Supplied records —
▬▬▬▬▬▬

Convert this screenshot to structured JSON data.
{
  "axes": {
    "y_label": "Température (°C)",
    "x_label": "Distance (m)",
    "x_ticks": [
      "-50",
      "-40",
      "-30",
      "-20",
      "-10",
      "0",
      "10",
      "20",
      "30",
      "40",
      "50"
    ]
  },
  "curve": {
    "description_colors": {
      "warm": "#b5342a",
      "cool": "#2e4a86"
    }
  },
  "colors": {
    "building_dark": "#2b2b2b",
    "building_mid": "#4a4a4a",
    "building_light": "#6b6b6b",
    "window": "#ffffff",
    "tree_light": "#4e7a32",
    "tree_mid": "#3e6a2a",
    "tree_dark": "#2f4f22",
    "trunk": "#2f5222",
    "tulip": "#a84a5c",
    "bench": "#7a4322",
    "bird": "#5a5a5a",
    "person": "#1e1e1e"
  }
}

▬▬▬▬▬▬

Required task — Without leaving anything out, quote all the data.

Worked answer —
Convert this screenshot to structured JSON data.
{
  "axes": {
    "y_label": "Température (°C)",
    "x_label": "Distance (m)",
    "x_ticks": [
      "-50",
      "-40",
      "-30",
      "-20",
      "-10",
      "0",
      "10",
      "20",
      "30",
      "40",
      "50"
    ]
  },
  "curve": {
    "description_colors": {
      "warm": "#b5342a",
      "cool": "#2e4a86"
    }
  },
  "colors": {
    "building_dark": "#2b2b2b",
    "building_mid": "#4a4a4a",
    "building_light": "#6b6b6b",
    "window": "#ffffff",
    "tree_light": "#4e7a32",
    "tree_mid": "#3e6a2a",
    "tree_dark": "#2f4f22",
    "trunk": "#2f5222",
    "tulip": "#a84a5c",
    "bench": "#7a4322",
    "bird": "#5a5a5a",
    "person": "#1e1e1e"
  }
}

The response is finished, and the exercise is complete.